┌────────
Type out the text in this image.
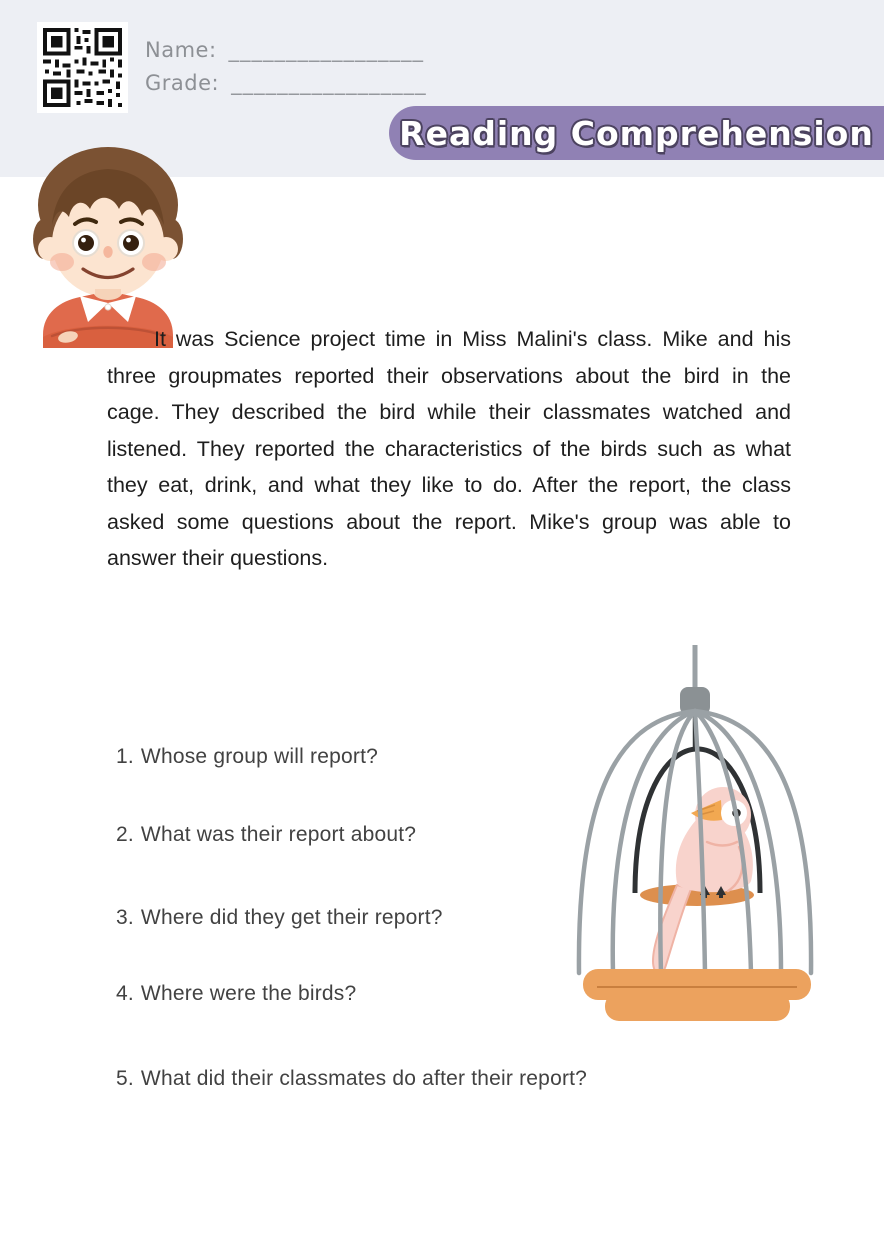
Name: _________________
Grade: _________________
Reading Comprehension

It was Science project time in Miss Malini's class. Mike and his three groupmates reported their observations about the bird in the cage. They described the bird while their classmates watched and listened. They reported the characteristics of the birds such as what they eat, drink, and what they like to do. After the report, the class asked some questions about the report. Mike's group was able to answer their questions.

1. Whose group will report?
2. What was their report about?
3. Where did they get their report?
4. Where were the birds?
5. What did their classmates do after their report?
└────────
┌────────
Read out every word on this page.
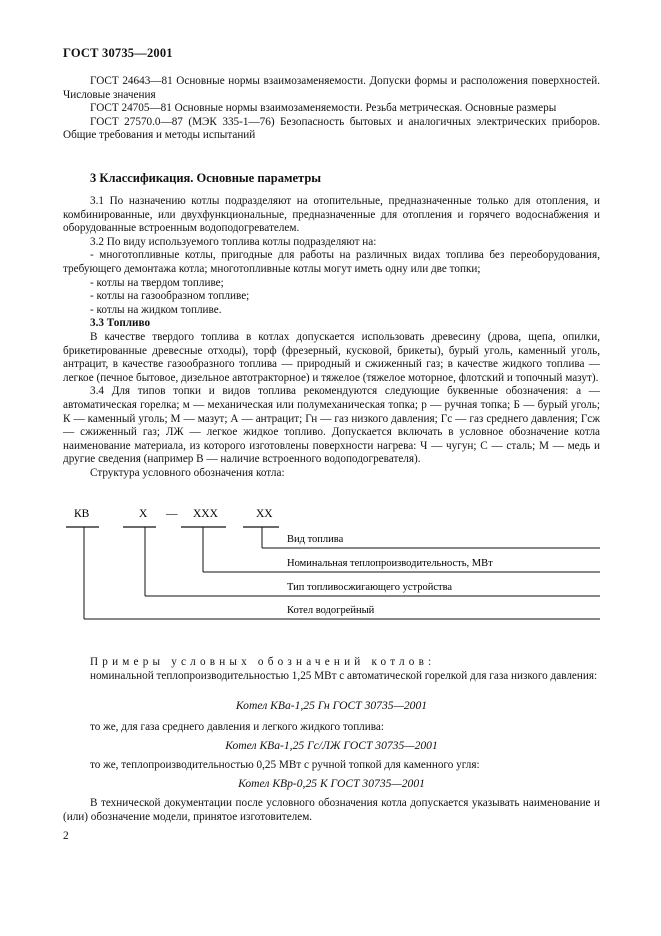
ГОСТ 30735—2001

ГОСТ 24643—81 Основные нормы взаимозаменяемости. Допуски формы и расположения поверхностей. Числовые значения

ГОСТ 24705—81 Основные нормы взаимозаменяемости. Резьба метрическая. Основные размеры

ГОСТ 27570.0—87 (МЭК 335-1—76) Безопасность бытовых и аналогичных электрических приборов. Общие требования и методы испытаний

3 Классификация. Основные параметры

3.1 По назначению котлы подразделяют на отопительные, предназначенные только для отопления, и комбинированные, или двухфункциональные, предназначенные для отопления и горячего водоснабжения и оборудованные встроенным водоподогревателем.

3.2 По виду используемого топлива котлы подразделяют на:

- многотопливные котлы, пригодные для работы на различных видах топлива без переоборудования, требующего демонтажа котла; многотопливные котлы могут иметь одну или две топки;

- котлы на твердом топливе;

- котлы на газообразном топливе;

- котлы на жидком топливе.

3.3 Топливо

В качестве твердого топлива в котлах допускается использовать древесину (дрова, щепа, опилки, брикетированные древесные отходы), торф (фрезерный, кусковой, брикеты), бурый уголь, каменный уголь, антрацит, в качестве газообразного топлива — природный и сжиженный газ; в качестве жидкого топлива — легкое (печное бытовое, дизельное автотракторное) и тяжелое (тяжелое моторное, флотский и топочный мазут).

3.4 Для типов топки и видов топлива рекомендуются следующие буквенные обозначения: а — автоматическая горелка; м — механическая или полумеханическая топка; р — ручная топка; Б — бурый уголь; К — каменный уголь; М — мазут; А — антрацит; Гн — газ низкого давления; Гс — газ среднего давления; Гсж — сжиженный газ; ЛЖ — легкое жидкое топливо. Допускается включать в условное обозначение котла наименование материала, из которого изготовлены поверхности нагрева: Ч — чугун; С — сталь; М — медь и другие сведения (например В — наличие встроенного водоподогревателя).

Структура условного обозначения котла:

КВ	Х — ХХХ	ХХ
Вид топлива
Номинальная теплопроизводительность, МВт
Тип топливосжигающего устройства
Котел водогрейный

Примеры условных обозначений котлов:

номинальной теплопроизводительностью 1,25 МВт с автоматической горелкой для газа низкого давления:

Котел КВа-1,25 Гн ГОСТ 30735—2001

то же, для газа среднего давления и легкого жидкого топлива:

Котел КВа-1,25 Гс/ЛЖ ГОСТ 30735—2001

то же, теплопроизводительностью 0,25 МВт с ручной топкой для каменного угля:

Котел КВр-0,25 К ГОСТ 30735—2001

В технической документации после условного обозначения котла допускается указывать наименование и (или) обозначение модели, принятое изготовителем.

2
└────────
How many lines of the entries above hold the string "Where"? Reply with the number alone.

- **Solution**
2